== Extracted data entries ==

..............................

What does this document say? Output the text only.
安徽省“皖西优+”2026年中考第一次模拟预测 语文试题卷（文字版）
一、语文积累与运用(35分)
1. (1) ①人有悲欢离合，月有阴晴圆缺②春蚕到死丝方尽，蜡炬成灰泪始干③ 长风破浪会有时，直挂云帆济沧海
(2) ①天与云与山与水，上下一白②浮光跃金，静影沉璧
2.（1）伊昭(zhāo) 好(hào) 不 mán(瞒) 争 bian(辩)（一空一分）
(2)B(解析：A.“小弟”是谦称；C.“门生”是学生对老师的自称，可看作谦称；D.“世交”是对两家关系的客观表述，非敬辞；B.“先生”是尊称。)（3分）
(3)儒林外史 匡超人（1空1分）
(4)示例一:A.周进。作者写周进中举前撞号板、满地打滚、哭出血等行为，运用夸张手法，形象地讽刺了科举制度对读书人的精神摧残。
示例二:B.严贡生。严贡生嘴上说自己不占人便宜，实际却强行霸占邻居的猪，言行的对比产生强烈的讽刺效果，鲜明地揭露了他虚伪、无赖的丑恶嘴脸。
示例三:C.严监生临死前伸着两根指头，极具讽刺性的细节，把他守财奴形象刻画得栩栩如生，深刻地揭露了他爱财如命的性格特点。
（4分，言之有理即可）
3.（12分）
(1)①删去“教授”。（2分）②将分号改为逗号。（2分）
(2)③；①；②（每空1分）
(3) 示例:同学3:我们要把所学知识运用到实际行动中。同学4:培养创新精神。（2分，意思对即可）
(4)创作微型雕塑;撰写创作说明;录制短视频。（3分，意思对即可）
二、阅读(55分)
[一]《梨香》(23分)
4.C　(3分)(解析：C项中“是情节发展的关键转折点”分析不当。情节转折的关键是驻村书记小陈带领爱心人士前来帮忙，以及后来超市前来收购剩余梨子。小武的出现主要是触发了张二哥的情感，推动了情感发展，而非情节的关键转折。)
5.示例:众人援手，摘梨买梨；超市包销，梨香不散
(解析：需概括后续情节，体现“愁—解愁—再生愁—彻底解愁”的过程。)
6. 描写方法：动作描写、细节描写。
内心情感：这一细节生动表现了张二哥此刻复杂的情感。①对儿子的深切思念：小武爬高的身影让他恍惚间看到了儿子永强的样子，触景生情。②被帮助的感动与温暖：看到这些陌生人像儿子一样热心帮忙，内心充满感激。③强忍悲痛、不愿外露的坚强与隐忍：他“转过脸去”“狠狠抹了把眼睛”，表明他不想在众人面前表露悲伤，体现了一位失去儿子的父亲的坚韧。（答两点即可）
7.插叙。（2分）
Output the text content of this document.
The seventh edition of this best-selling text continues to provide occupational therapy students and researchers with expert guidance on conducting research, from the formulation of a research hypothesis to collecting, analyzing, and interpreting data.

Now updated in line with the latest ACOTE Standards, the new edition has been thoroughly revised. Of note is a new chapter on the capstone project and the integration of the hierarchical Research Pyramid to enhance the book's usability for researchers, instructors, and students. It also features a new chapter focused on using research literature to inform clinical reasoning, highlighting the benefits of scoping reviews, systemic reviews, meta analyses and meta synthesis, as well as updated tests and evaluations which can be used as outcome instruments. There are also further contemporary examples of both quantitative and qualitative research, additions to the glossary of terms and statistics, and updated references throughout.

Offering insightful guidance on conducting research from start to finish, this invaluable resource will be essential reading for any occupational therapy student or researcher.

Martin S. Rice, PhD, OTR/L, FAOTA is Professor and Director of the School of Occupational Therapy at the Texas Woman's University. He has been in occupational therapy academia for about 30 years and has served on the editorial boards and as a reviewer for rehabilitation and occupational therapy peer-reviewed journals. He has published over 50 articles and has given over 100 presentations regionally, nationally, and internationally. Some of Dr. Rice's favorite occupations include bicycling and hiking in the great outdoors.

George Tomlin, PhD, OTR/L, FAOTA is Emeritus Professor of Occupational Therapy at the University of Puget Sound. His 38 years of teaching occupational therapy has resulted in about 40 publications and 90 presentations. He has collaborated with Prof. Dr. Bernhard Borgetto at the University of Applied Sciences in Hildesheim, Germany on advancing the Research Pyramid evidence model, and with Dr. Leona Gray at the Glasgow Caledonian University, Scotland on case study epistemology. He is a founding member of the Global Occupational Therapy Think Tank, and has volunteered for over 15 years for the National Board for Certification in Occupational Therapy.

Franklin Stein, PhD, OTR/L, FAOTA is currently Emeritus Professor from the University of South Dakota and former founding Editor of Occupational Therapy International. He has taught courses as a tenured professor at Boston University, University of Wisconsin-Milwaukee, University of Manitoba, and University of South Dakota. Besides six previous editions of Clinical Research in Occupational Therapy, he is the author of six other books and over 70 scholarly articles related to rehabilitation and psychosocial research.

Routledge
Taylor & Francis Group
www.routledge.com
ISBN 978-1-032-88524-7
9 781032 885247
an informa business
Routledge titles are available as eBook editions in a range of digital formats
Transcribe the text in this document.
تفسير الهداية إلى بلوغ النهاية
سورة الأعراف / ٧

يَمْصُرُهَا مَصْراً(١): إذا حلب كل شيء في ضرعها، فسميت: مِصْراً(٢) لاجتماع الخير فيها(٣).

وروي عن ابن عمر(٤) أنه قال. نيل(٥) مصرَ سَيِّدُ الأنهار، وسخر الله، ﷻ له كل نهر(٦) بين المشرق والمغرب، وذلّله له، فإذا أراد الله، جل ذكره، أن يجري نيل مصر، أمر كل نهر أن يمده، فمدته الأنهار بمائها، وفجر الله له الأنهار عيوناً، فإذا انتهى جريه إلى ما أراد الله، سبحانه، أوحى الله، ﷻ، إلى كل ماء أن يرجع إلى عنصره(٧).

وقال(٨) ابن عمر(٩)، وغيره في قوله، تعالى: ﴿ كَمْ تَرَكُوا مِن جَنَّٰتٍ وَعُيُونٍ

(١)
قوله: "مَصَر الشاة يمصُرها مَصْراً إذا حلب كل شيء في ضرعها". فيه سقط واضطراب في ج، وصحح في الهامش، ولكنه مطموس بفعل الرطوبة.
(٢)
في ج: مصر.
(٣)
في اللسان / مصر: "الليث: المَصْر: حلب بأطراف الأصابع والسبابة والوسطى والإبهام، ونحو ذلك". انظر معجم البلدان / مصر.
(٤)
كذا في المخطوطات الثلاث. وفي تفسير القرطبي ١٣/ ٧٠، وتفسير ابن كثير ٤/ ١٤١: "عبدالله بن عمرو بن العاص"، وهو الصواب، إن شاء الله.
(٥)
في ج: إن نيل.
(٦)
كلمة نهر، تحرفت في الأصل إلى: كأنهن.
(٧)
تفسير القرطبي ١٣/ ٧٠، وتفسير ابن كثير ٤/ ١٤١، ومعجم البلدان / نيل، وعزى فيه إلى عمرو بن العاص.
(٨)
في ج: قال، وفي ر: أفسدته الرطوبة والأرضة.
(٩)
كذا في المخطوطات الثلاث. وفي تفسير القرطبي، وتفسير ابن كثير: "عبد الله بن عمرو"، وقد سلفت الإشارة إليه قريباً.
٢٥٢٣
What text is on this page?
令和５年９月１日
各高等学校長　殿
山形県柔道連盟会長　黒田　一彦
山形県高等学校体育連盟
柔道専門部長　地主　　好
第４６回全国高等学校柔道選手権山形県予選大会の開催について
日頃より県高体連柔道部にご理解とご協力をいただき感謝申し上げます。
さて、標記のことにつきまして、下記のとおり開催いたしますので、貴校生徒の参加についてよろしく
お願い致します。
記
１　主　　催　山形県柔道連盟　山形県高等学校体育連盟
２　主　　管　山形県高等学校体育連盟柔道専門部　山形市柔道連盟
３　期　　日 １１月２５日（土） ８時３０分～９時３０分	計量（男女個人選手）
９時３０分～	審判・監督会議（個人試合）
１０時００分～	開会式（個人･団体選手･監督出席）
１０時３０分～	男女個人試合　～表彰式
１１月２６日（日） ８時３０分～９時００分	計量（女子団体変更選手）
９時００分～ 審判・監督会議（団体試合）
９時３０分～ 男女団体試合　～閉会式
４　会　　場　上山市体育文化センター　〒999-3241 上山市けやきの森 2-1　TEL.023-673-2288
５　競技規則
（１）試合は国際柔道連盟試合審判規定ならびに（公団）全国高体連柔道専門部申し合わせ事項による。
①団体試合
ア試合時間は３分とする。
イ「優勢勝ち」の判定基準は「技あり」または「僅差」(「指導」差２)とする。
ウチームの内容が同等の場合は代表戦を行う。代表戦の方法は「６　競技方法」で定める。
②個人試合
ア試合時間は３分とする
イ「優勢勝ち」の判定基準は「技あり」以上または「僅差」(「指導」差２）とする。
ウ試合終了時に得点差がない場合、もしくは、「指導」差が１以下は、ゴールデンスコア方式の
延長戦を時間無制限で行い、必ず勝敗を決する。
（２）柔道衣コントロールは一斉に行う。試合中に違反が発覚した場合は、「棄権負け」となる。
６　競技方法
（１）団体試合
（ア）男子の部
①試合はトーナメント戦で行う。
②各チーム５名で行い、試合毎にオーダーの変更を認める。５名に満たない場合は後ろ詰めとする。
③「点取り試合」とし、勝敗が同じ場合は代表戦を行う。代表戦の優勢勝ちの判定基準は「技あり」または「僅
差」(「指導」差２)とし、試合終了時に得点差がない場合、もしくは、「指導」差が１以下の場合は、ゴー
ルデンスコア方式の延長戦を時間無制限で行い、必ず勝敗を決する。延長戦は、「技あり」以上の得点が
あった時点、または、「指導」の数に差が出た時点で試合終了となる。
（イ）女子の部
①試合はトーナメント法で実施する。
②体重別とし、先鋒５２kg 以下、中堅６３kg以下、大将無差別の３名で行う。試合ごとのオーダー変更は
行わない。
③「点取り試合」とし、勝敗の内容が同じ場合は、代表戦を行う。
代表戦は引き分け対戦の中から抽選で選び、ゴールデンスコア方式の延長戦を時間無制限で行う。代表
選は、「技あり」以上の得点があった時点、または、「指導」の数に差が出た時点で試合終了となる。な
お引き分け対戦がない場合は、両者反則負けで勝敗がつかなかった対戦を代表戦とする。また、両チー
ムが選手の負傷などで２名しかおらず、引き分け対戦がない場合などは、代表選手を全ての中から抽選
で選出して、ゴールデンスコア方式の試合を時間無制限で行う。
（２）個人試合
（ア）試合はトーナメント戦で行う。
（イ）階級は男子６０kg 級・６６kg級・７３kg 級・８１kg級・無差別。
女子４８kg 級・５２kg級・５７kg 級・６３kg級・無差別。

..............................

== PROMPT ==
In the listing above, count each line that holds the string "競技方法". Give the number only.

== CORRECT RESULT ==
2